[Dataset items]
#####

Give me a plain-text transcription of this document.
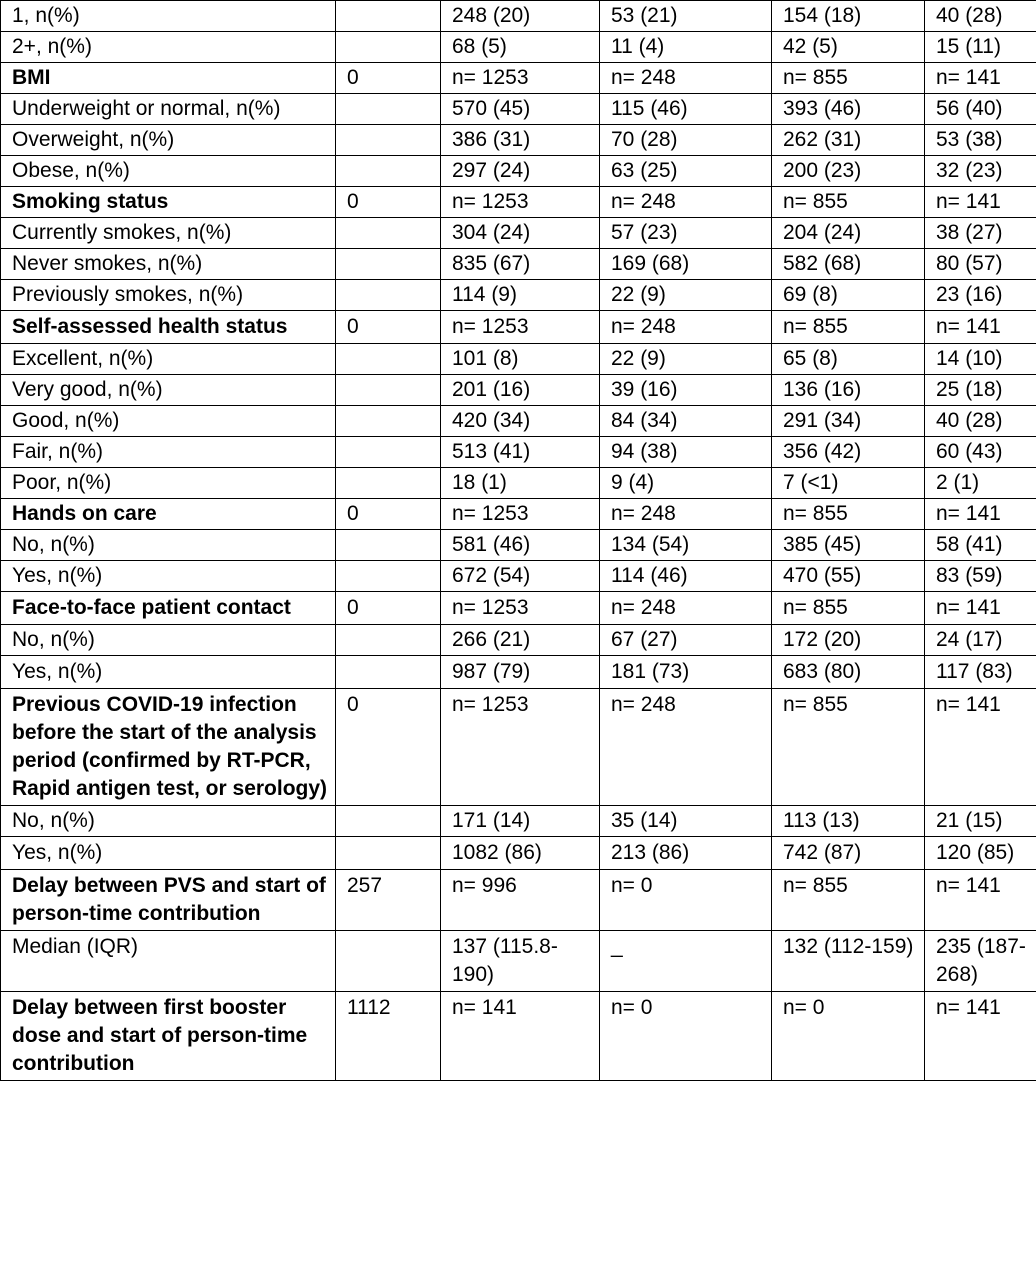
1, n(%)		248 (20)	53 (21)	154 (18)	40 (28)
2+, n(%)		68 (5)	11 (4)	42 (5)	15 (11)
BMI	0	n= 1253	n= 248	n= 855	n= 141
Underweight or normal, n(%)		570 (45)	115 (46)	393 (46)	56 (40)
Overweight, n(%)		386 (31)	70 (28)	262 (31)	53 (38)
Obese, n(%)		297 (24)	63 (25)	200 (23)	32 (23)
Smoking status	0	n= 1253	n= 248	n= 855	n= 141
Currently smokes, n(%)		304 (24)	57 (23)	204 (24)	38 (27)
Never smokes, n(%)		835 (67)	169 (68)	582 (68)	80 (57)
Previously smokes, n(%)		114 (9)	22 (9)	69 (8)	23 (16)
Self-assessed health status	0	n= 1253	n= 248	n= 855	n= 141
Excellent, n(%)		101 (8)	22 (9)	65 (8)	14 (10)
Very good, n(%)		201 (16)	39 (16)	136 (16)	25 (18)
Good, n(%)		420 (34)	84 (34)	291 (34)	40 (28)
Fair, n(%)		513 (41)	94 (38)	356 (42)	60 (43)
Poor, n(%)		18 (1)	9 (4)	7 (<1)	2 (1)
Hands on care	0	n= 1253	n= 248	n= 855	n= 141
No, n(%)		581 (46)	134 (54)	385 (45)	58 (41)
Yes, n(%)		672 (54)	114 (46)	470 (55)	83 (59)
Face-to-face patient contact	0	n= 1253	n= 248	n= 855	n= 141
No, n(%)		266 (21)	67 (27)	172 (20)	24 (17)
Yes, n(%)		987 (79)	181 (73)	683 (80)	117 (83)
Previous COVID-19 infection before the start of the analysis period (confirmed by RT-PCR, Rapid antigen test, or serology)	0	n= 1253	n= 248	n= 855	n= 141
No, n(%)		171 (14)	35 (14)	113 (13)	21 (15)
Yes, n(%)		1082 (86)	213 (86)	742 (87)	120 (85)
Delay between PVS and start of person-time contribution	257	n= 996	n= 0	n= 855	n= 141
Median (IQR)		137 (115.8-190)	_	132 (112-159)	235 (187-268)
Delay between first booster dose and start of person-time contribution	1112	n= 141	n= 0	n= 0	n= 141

#####

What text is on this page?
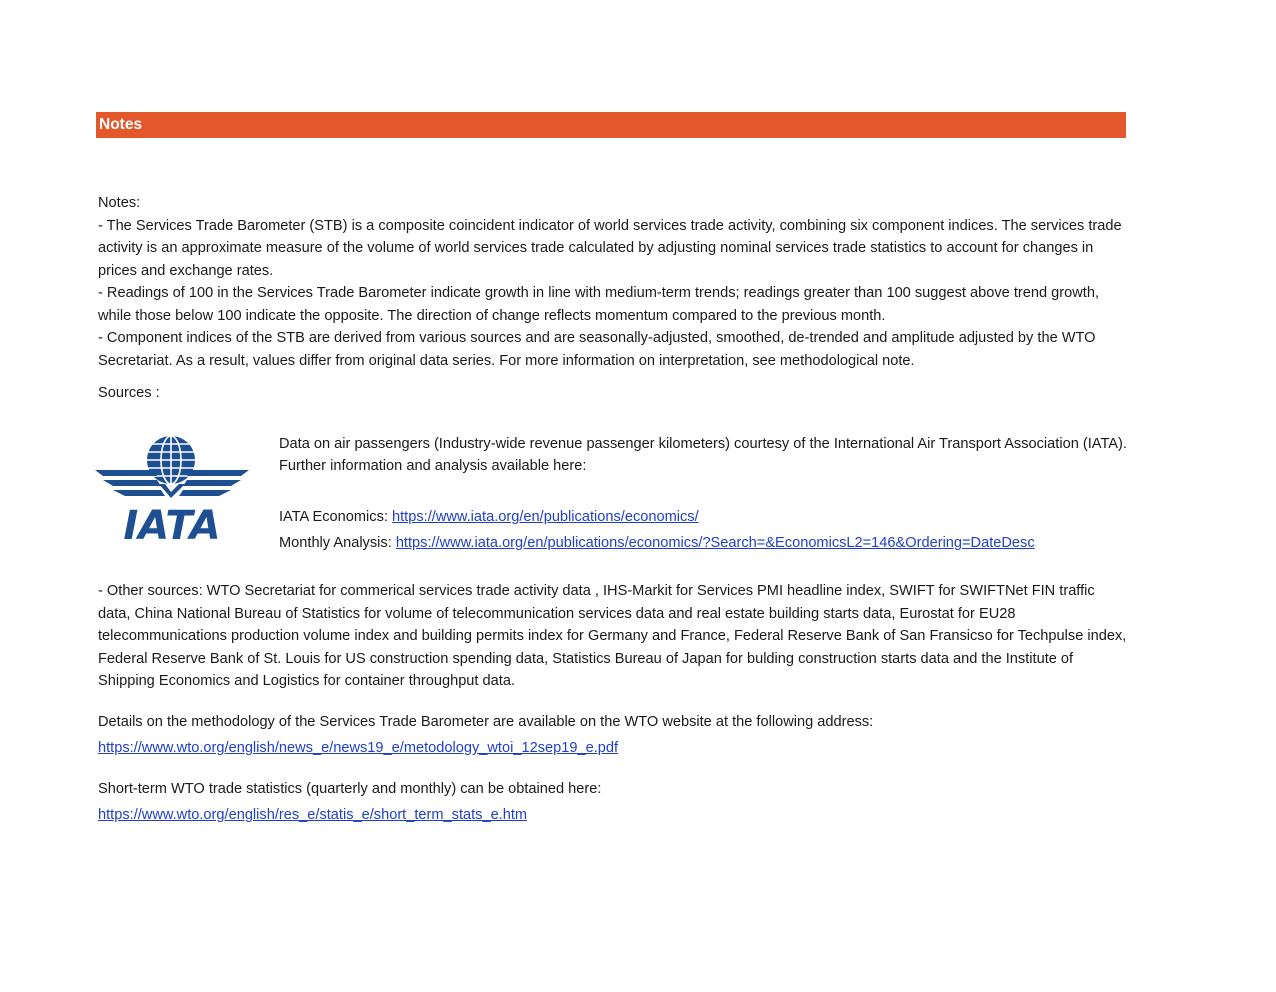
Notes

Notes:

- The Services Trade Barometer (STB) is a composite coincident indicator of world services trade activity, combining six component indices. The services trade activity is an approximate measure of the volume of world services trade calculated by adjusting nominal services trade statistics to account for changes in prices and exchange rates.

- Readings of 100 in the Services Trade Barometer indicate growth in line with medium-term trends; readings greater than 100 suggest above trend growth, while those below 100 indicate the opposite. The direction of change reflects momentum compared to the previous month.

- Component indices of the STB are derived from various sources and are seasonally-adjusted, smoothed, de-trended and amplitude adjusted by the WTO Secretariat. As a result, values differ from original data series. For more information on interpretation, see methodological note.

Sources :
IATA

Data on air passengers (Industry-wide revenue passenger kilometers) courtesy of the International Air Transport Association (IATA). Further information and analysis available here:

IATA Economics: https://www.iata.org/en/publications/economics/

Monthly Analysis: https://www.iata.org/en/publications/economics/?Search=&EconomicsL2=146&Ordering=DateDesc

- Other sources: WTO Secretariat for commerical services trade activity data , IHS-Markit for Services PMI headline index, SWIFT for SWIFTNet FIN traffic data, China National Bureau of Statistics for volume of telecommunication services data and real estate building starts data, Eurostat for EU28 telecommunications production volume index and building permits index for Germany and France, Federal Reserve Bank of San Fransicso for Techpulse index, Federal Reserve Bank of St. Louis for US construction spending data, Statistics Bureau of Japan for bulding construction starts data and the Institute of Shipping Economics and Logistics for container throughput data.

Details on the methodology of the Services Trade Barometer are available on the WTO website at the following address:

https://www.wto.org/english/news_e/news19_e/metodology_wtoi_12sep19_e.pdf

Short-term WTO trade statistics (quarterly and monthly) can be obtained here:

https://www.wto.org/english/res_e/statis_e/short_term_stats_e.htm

#####

__WRITTEN TASK__.
Locate the word "Barometer" in the records and collect each line it appears in.

__RESULT__.
- The Services Trade Barometer (STB) is a composite coincident indicator of world services trade activity, combining six component indices. The services trade activity is an approximate measure of the volume of world services trade calculated by adjusting nominal services trade statistics to account for changes in prices and exchange rates.
- Readings of 100 in the Services Trade Barometer indicate growth in line with medium-term trends; readings greater than 100 suggest above trend growth, while those below 100 indicate the opposite. The direction of change reflects momentum compared to the previous month.
Details on the methodology of the Services Trade Barometer are available on the WTO website at the following address:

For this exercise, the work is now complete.